**What is asked**
Give every line again exactly as it appears, please, but not the pictures.

Data excerpts

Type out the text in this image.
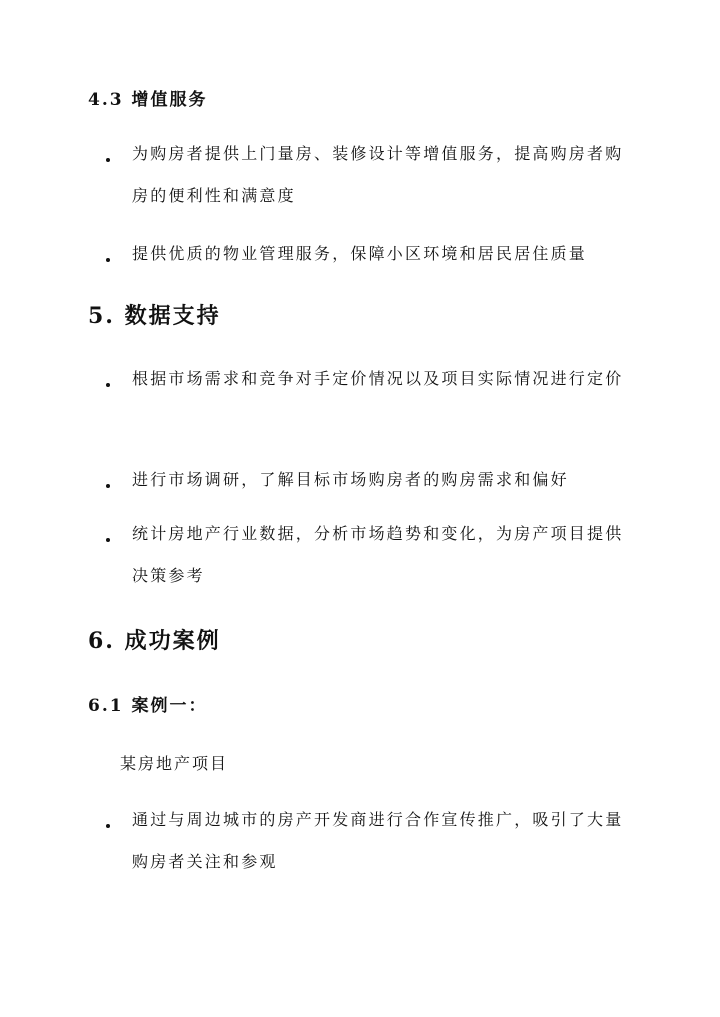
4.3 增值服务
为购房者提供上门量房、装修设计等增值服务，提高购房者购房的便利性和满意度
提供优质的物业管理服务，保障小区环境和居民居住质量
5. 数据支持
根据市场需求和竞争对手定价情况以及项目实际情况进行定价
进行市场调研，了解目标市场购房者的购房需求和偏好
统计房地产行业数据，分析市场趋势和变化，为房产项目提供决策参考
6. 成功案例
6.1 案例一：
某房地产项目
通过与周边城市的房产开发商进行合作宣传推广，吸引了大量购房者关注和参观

**Result of the task**
Type out the text in this image.
4.3 增值服务
为购房者提供上门量房、装修设计等增值服务，提高购房者购房的便利性和满意度
提供优质的物业管理服务，保障小区环境和居民居住质量
5. 数据支持
根据市场需求和竞争对手定价情况以及项目实际情况进行定价
进行市场调研，了解目标市场购房者的购房需求和偏好
统计房地产行业数据，分析市场趋势和变化，为房产项目提供决策参考
6. 成功案例
6.1 案例一：
某房地产项目
通过与周边城市的房产开发商进行合作宣传推广，吸引了大量购房者关注和参观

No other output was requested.